= What the task requires =
Please quote every line word for word.

##### Records to process

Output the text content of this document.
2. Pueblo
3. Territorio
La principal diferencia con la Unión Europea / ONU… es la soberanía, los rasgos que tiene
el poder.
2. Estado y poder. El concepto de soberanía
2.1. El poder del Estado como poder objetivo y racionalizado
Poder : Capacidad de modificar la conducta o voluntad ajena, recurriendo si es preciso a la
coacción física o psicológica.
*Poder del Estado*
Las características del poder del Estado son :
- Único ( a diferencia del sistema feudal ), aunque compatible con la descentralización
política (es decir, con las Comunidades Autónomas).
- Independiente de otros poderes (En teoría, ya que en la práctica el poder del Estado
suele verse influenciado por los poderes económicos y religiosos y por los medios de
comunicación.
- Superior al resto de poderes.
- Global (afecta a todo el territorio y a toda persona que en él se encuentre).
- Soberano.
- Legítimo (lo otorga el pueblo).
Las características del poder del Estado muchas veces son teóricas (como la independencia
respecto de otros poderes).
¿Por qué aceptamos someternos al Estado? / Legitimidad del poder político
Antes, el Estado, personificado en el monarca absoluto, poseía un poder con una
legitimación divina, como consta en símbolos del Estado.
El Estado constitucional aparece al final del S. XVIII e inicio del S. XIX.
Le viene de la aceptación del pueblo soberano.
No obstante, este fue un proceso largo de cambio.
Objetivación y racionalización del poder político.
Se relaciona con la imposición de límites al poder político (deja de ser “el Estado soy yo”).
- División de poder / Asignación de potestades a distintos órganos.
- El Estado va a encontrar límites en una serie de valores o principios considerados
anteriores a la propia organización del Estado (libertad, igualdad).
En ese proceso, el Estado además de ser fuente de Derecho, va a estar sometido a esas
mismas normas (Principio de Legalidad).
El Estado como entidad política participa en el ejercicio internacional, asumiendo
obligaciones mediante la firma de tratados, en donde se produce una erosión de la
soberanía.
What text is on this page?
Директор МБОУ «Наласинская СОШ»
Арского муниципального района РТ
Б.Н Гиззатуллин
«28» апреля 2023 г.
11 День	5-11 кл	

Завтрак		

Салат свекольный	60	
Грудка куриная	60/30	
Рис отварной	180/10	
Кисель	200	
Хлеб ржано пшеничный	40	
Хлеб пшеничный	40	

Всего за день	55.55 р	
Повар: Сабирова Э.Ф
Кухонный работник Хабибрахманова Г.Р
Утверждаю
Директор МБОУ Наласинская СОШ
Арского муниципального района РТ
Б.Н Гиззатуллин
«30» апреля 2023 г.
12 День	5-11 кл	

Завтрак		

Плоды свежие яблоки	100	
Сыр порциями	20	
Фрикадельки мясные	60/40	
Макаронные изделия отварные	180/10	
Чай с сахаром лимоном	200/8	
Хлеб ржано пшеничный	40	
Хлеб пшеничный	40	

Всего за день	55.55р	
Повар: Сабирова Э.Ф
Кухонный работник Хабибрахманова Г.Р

##########

= Final result =
Output the text content of this document.
2. Pueblo
3. Territorio
La principal diferencia con la Unión Europea / ONU… es la soberanía, los rasgos que tiene
el poder.
2. Estado y poder. El concepto de soberanía
2.1. El poder del Estado como poder objetivo y racionalizado
Poder : Capacidad de modificar la conducta o voluntad ajena, recurriendo si es preciso a la
coacción física o psicológica.
*Poder del Estado*
Las características del poder del Estado son :
- Único ( a diferencia del sistema feudal ), aunque compatible con la descentralización
política (es decir, con las Comunidades Autónomas).
- Independiente de otros poderes (En teoría, ya que en la práctica el poder del Estado
suele verse influenciado por los poderes económicos y religiosos y por los medios de
comunicación.
- Superior al resto de poderes.
- Global (afecta a todo el territorio y a toda persona que en él se encuentre).
- Soberano.
- Legítimo (lo otorga el pueblo).
Las características del poder del Estado muchas veces son teóricas (como la independencia
respecto de otros poderes).
¿Por qué aceptamos someternos al Estado? / Legitimidad del poder político
Antes, el Estado, personificado en el monarca absoluto, poseía un poder con una
legitimación divina, como consta en símbolos del Estado.
El Estado constitucional aparece al final del S. XVIII e inicio del S. XIX.
Le viene de la aceptación del pueblo soberano.
No obstante, este fue un proceso largo de cambio.
Objetivación y racionalización del poder político.
Se relaciona con la imposición de límites al poder político (deja de ser “el Estado soy yo”).
- División de poder / Asignación de potestades a distintos órganos.
- El Estado va a encontrar límites en una serie de valores o principios considerados
anteriores a la propia organización del Estado (libertad, igualdad).
En ese proceso, el Estado además de ser fuente de Derecho, va a estar sometido a esas
mismas normas (Principio de Legalidad).
El Estado como entidad política participa en el ejercicio internacional, asumiendo
obligaciones mediante la firma de tratados, en donde se produce una erosión de la
soberanía.
What text is on this page?
Директор МБОУ «Наласинская СОШ»
Арского муниципального района РТ
Б.Н Гиззатуллин
«28» апреля 2023 г.
11 День	5-11 кл	

Завтрак		

Салат свекольный	60	
Грудка куриная	60/30	
Рис отварной	180/10	
Кисель	200	
Хлеб ржано пшеничный	40	
Хлеб пшеничный	40	

Всего за день	55.55 р	
Повар: Сабирова Э.Ф
Кухонный работник Хабибрахманова Г.Р
Утверждаю
Директор МБОУ Наласинская СОШ
Арского муниципального района РТ
Б.Н Гиззатуллин
«30» апреля 2023 г.
12 День	5-11 кл	

Завтрак		

Плоды свежие яблоки	100	
Сыр порциями	20	
Фрикадельки мясные	60/40	
Макаронные изделия отварные	180/10	
Чай с сахаром лимоном	200/8	
Хлеб ржано пшеничный	40	
Хлеб пшеничный	40	

Всего за день	55.55р	
Повар: Сабирова Э.Ф
Кухонный работник Хабибрахманова Г.Р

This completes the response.